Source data
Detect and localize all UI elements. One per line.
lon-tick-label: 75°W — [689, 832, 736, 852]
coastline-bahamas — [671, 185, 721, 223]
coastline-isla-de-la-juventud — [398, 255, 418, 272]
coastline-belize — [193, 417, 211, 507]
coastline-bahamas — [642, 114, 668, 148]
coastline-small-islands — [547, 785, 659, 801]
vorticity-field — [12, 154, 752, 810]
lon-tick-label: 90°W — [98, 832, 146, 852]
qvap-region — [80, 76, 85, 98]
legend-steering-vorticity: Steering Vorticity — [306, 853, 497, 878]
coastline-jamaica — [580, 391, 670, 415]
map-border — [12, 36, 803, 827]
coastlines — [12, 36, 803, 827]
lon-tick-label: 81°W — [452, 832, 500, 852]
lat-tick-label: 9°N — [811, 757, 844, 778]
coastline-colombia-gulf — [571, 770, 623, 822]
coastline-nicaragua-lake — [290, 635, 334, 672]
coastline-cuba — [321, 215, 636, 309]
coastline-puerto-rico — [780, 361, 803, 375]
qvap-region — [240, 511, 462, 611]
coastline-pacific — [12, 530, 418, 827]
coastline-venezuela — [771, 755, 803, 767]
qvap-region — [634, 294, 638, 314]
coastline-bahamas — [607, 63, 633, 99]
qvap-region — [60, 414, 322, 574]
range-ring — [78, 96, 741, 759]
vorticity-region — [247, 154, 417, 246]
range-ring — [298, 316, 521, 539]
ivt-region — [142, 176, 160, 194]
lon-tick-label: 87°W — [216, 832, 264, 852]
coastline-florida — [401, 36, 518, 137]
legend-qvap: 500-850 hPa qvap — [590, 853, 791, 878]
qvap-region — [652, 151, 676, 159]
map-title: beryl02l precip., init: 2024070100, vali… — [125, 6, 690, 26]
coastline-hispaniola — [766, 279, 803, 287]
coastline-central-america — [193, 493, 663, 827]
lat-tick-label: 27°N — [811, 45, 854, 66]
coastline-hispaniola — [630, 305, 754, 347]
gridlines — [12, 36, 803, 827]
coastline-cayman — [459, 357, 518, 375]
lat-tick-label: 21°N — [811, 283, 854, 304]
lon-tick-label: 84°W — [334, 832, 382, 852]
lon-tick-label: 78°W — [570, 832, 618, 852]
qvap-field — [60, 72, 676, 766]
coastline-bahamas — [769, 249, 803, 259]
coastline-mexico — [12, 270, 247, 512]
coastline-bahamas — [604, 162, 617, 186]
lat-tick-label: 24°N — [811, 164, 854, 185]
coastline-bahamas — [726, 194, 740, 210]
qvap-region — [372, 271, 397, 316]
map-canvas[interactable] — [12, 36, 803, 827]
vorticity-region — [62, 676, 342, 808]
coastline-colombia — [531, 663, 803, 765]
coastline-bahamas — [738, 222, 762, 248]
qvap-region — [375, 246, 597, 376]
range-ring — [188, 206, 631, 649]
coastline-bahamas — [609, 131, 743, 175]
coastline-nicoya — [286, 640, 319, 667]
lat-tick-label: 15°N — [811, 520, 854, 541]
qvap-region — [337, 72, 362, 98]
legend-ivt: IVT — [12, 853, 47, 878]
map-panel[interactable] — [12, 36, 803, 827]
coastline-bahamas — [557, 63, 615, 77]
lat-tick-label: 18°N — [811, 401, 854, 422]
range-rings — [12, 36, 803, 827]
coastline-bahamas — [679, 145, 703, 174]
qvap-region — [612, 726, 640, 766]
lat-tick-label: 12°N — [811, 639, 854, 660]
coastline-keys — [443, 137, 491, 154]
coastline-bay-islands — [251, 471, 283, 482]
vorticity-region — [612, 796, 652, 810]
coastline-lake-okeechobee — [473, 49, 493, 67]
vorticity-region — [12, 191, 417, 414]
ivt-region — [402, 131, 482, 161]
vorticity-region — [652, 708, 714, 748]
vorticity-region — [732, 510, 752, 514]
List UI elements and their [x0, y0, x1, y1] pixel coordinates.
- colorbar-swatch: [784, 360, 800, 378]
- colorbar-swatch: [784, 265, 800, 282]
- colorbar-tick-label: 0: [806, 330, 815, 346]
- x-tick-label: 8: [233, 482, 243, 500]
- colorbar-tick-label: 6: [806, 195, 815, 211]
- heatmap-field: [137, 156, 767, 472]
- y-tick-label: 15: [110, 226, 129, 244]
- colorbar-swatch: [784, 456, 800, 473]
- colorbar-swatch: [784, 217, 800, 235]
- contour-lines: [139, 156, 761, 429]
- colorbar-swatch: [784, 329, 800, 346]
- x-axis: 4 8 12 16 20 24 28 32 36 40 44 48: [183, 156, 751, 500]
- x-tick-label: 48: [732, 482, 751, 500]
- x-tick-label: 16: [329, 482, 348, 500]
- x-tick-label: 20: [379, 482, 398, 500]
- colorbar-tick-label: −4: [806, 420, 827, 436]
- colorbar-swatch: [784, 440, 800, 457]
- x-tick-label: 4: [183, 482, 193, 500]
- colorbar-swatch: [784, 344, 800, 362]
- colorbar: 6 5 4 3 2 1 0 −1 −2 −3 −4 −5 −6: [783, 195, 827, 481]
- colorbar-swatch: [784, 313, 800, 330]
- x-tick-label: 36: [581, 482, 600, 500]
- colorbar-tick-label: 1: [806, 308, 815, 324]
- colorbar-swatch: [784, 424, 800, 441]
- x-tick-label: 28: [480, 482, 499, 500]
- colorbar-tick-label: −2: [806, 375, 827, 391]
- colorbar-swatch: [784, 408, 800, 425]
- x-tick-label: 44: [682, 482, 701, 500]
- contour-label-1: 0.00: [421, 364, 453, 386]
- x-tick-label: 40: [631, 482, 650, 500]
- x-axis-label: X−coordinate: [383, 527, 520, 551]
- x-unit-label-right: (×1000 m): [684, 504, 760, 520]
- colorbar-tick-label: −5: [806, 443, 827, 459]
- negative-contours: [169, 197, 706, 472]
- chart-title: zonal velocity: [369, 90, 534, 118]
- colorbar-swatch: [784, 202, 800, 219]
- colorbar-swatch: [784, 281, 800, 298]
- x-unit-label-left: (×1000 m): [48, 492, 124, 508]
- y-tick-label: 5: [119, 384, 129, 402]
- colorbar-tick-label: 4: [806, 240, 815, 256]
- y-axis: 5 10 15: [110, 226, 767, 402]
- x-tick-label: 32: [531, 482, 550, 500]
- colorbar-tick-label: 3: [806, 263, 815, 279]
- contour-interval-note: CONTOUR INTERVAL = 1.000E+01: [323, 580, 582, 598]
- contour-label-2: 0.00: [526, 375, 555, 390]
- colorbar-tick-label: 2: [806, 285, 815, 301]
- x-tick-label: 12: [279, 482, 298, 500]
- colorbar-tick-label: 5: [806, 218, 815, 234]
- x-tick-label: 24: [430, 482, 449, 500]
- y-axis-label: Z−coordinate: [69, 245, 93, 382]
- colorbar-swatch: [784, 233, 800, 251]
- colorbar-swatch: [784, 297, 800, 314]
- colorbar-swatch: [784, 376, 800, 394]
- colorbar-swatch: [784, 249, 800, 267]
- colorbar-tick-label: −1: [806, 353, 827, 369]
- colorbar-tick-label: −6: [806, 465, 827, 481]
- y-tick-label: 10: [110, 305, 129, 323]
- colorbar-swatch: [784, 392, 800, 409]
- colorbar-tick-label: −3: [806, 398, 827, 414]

#### WRITTEN EXERCISE
Repeat every line from the start of the records through the line containing "legend-steering-vorticity: Steering Vorticity", including both of these lines.

#### EXERCISE RESULT
Detect and localize all UI elements. One per line.
lon-tick-label: 75°W — [689, 832, 736, 852]
coastline-bahamas — [671, 185, 721, 223]
coastline-isla-de-la-juventud — [398, 255, 418, 272]
coastline-belize — [193, 417, 211, 507]
coastline-bahamas — [642, 114, 668, 148]
coastline-small-islands — [547, 785, 659, 801]
vorticity-field — [12, 154, 752, 810]
lon-tick-label: 90°W — [98, 832, 146, 852]
qvap-region — [80, 76, 85, 98]
legend-steering-vorticity: Steering Vorticity — [306, 853, 497, 878]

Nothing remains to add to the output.